» THE EXERCISE: Repeat the material below exactly, with no pictures.

##### PROVIDED DATA

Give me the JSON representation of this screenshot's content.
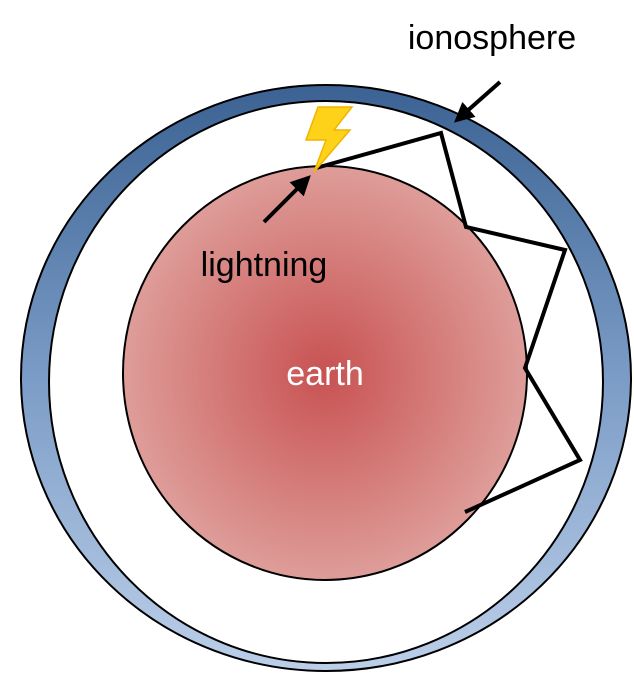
{
  "labels": {
    "ionosphere": "ionosphere",
    "lightning": "lightning",
    "earth": "earth"
  }
}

##########

» CORRECT RESPONSE:
Give me the JSON representation of this screenshot's content.
{
  "labels": {
    "ionosphere": "ionosphere",
    "lightning": "lightning",
    "earth": "earth"
  }
}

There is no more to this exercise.